* **What you are asked to do**
Give the data again, word for word.

-.-.-

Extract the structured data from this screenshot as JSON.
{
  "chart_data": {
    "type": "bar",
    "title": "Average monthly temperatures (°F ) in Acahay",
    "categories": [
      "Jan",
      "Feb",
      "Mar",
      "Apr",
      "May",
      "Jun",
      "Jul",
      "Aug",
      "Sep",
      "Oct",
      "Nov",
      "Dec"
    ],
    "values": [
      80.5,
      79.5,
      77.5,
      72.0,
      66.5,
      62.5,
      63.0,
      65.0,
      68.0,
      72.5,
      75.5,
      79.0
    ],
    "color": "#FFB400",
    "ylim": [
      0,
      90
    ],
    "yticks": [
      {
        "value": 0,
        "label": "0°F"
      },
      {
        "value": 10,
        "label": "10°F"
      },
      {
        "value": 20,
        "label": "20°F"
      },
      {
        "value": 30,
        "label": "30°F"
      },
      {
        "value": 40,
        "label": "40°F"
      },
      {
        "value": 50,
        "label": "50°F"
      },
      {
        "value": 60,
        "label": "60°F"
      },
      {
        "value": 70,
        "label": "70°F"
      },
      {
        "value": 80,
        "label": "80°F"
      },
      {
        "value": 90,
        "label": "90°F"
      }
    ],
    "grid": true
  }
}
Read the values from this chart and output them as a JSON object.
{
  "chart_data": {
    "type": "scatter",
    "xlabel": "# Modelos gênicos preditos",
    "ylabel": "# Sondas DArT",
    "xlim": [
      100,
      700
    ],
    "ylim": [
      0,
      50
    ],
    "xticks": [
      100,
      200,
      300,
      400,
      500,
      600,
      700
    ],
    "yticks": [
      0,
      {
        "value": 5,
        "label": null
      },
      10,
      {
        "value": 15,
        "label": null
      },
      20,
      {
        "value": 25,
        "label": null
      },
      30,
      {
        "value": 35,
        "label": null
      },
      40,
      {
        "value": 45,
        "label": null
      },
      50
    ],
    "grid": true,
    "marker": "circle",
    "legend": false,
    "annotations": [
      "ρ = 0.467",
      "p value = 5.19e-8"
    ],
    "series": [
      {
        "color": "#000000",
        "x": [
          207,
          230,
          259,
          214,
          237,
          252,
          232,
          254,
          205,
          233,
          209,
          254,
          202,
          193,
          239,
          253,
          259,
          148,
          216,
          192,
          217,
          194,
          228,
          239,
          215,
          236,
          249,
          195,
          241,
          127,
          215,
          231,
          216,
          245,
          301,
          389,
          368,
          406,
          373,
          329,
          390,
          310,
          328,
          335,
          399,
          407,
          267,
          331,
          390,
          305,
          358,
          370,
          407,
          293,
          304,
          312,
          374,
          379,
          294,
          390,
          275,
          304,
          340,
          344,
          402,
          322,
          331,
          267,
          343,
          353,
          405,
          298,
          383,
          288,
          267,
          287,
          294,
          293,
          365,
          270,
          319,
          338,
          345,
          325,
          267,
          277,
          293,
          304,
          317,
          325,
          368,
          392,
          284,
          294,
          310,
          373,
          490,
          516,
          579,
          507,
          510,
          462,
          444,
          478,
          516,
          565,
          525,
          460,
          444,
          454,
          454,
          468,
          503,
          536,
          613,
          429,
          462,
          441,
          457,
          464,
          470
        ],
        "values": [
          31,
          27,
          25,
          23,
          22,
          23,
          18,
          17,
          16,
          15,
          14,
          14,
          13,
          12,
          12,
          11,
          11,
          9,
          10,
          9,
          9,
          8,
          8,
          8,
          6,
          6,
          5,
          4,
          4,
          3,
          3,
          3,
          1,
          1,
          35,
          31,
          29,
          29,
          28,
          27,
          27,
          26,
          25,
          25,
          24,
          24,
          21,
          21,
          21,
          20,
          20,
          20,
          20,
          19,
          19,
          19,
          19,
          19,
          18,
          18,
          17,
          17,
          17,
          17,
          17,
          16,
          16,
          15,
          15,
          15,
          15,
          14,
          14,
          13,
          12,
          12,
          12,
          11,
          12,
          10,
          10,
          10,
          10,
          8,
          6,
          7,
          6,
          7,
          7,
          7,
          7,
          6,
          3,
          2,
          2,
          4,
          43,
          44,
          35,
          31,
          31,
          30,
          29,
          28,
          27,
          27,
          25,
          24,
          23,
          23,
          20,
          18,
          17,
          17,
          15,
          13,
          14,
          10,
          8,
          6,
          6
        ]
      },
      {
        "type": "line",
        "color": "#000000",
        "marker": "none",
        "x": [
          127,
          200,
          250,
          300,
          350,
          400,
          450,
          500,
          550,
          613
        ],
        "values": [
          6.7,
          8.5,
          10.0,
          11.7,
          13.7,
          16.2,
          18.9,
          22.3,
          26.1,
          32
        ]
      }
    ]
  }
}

-.-.-

* **Expected answer**
Extract the structured data from this screenshot as JSON.
{
  "chart_data": {
    "type": "bar",
    "title": "Average monthly temperatures (°F ) in Acahay",
    "categories": [
      "Jan",
      "Feb",
      "Mar",
      "Apr",
      "May",
      "Jun",
      "Jul",
      "Aug",
      "Sep",
      "Oct",
      "Nov",
      "Dec"
    ],
    "values": [
      80.5,
      79.5,
      77.5,
      72.0,
      66.5,
      62.5,
      63.0,
      65.0,
      68.0,
      72.5,
      75.5,
      79.0
    ],
    "color": "#FFB400",
    "ylim": [
      0,
      90
    ],
    "yticks": [
      {
        "value": 0,
        "label": "0°F"
      },
      {
        "value": 10,
        "label": "10°F"
      },
      {
        "value": 20,
        "label": "20°F"
      },
      {
        "value": 30,
        "label": "30°F"
      },
      {
        "value": 40,
        "label": "40°F"
      },
      {
        "value": 50,
        "label": "50°F"
      },
      {
        "value": 60,
        "label": "60°F"
      },
      {
        "value": 70,
        "label": "70°F"
      },
      {
        "value": 80,
        "label": "80°F"
      },
      {
        "value": 90,
        "label": "90°F"
      }
    ],
    "grid": true
  }
}
Read the values from this chart and output them as a JSON object.
{
  "chart_data": {
    "type": "scatter",
    "xlabel": "# Modelos gênicos preditos",
    "ylabel": "# Sondas DArT",
    "xlim": [
      100,
      700
    ],
    "ylim": [
      0,
      50
    ],
    "xticks": [
      100,
      200,
      300,
      400,
      500,
      600,
      700
    ],
    "yticks": [
      0,
      {
        "value": 5,
        "label": null
      },
      10,
      {
        "value": 15,
        "label": null
      },
      20,
      {
        "value": 25,
        "label": null
      },
      30,
      {
        "value": 35,
        "label": null
      },
      40,
      {
        "value": 45,
        "label": null
      },
      50
    ],
    "grid": true,
    "marker": "circle",
    "legend": false,
    "annotations": [
      "ρ = 0.467",
      "p value = 5.19e-8"
    ],
    "series": [
      {
        "color": "#000000",
        "x": [
          207,
          230,
          259,
          214,
          237,
          252,
          232,
          254,
          205,
          233,
          209,
          254,
          202,
          193,
          239,
          253,
          259,
          148,
          216,
          192,
          217,
          194,
          228,
          239,
          215,
          236,
          249,
          195,
          241,
          127,
          215,
          231,
          216,
          245,
          301,
          389,
          368,
          406,
          373,
          329,
          390,
          310,
          328,
          335,
          399,
          407,
          267,
          331,
          390,
          305,
          358,
          370,
          407,
          293,
          304,
          312,
          374,
          379,
          294,
          390,
          275,
          304,
          340,
          344,
          402,
          322,
          331,
          267,
          343,
          353,
          405,
          298,
          383,
          288,
          267,
          287,
          294,
          293,
          365,
          270,
          319,
          338,
          345,
          325,
          267,
          277,
          293,
          304,
          317,
          325,
          368,
          392,
          284,
          294,
          310,
          373,
          490,
          516,
          579,
          507,
          510,
          462,
          444,
          478,
          516,
          565,
          525,
          460,
          444,
          454,
          454,
          468,
          503,
          536,
          613,
          429,
          462,
          441,
          457,
          464,
          470
        ],
        "values": [
          31,
          27,
          25,
          23,
          22,
          23,
          18,
          17,
          16,
          15,
          14,
          14,
          13,
          12,
          12,
          11,
          11,
          9,
          10,
          9,
          9,
          8,
          8,
          8,
          6,
          6,
          5,
          4,
          4,
          3,
          3,
          3,
          1,
          1,
          35,
          31,
          29,
          29,
          28,
          27,
          27,
          26,
          25,
          25,
          24,
          24,
          21,
          21,
          21,
          20,
          20,
          20,
          20,
          19,
          19,
          19,
          19,
          19,
          18,
          18,
          17,
          17,
          17,
          17,
          17,
          16,
          16,
          15,
          15,
          15,
          15,
          14,
          14,
          13,
          12,
          12,
          12,
          11,
          12,
          10,
          10,
          10,
          10,
          8,
          6,
          7,
          6,
          7,
          7,
          7,
          7,
          6,
          3,
          2,
          2,
          4,
          43,
          44,
          35,
          31,
          31,
          30,
          29,
          28,
          27,
          27,
          25,
          24,
          23,
          23,
          20,
          18,
          17,
          17,
          15,
          13,
          14,
          10,
          8,
          6,
          6
        ]
      },
      {
        "type": "line",
        "color": "#000000",
        "marker": "none",
        "x": [
          127,
          200,
          250,
          300,
          350,
          400,
          450,
          500,
          550,
          613
        ],
        "values": [
          6.7,
          8.5,
          10.0,
          11.7,
          13.7,
          16.2,
          18.9,
          22.3,
          26.1,
          32
        ]
      }
    ]
  }
}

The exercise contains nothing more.